## OBJECTIVE
Pull out every line containing the string "balance".

## SOURCE DATA
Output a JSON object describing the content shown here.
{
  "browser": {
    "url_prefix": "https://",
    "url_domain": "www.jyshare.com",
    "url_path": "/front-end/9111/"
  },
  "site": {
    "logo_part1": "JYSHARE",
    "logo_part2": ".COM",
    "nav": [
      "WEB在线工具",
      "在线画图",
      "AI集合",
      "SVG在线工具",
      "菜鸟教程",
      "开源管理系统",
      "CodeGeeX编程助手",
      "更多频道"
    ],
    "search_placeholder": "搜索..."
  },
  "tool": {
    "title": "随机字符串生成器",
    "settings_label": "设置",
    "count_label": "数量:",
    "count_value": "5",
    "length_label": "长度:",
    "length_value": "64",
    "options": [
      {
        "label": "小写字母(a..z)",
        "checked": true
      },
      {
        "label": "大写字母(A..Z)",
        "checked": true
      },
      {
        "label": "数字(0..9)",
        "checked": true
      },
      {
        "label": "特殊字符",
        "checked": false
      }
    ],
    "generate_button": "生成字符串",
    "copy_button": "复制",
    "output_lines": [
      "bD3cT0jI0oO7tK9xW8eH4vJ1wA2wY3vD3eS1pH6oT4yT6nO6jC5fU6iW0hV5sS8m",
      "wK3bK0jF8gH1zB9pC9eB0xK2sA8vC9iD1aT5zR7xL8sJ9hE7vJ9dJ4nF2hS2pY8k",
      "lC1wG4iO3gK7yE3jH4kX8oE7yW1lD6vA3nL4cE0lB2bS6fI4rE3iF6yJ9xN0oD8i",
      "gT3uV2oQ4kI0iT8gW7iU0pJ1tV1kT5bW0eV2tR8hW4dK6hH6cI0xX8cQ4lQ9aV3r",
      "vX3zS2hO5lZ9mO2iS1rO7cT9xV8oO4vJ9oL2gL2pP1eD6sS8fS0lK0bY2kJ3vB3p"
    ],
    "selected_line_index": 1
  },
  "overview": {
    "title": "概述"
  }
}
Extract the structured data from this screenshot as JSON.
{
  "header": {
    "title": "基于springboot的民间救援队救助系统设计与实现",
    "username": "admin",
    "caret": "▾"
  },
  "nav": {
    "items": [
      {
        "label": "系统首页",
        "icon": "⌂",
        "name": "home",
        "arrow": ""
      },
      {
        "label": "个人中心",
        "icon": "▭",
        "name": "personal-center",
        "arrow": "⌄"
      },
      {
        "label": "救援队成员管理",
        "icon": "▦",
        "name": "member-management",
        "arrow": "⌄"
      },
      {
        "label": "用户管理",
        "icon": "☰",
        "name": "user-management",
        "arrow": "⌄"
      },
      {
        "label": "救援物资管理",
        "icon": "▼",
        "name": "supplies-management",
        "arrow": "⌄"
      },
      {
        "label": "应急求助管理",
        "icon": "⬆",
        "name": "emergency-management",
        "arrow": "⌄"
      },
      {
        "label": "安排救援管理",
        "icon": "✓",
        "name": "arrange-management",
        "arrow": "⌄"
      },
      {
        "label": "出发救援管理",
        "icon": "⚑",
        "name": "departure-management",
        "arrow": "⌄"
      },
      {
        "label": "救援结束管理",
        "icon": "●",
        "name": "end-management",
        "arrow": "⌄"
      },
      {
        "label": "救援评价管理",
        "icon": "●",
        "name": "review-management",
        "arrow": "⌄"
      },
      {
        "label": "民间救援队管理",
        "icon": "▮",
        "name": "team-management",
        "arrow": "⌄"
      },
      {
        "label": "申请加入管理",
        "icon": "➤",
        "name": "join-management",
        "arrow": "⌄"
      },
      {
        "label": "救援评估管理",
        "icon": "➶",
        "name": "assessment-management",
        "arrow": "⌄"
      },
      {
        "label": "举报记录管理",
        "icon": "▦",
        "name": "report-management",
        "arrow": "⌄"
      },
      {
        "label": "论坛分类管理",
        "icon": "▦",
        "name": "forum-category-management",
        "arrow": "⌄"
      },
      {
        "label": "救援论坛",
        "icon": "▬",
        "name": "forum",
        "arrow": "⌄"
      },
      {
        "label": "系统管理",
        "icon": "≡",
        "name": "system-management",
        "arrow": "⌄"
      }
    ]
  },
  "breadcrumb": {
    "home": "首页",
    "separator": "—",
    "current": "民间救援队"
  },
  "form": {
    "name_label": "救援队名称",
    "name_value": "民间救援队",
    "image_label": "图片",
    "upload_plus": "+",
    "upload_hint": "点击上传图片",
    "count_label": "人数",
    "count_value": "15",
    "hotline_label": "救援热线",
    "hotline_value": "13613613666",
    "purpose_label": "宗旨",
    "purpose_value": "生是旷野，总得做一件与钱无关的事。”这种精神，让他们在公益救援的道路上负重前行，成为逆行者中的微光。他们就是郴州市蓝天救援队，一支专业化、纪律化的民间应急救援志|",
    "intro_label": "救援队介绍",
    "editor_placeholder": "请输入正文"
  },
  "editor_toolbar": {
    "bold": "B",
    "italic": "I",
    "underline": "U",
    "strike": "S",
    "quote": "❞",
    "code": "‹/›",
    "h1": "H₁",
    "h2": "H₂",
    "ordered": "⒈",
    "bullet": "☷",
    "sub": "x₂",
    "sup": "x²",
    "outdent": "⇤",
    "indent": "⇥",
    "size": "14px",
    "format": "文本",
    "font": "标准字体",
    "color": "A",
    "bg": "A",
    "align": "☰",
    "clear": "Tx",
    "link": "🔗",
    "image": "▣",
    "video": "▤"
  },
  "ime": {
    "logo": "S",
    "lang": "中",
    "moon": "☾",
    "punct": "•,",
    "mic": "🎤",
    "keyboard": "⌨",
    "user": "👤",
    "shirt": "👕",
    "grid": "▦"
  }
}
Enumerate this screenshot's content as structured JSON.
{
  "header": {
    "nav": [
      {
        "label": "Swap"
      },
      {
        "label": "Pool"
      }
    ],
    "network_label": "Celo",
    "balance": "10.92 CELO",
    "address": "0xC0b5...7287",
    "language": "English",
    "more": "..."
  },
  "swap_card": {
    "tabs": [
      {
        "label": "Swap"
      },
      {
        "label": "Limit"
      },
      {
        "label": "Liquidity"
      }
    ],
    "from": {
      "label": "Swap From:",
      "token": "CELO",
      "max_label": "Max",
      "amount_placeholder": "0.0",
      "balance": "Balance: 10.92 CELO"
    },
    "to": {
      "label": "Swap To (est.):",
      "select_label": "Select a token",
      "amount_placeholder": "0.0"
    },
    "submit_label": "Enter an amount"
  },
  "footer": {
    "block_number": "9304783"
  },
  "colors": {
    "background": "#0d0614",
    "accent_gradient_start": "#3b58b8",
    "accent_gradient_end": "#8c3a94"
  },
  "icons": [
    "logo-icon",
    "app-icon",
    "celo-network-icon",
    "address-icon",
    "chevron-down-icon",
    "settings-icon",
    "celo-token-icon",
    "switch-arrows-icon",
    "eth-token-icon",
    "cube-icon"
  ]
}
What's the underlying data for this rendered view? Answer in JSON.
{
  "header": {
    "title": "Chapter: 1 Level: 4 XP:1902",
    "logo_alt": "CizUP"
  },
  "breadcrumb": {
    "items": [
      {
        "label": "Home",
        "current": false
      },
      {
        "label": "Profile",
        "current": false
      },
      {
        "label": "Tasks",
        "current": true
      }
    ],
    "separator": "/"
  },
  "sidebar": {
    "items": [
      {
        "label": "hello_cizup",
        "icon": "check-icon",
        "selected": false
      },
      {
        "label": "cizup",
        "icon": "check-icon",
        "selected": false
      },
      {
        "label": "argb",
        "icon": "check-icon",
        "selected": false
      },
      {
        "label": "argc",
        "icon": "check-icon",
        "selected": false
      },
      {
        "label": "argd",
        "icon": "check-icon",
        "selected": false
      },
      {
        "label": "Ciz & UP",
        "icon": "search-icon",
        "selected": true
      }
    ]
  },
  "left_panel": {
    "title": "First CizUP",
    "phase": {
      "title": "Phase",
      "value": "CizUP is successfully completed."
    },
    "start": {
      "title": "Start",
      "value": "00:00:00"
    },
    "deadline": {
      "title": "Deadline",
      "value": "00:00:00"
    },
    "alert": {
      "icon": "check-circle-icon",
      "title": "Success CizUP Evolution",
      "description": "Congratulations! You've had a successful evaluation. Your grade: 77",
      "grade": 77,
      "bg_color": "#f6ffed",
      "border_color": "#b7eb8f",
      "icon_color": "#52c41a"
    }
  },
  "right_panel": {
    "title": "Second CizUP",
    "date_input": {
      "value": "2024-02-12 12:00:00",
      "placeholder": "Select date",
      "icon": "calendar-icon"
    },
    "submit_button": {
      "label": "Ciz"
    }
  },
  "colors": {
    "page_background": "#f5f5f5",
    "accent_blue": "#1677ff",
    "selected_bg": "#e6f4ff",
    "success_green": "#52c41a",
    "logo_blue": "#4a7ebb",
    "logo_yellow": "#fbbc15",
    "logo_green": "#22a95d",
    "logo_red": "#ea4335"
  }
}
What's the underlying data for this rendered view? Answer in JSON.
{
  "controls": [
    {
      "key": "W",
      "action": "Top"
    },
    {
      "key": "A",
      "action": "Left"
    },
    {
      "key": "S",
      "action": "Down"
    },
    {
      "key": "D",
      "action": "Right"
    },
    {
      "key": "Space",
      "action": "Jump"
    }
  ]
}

## EXERCISE RESPONSE
    "balance": "10.92 CELO",
      "balance": "Balance: 10.92 CELO"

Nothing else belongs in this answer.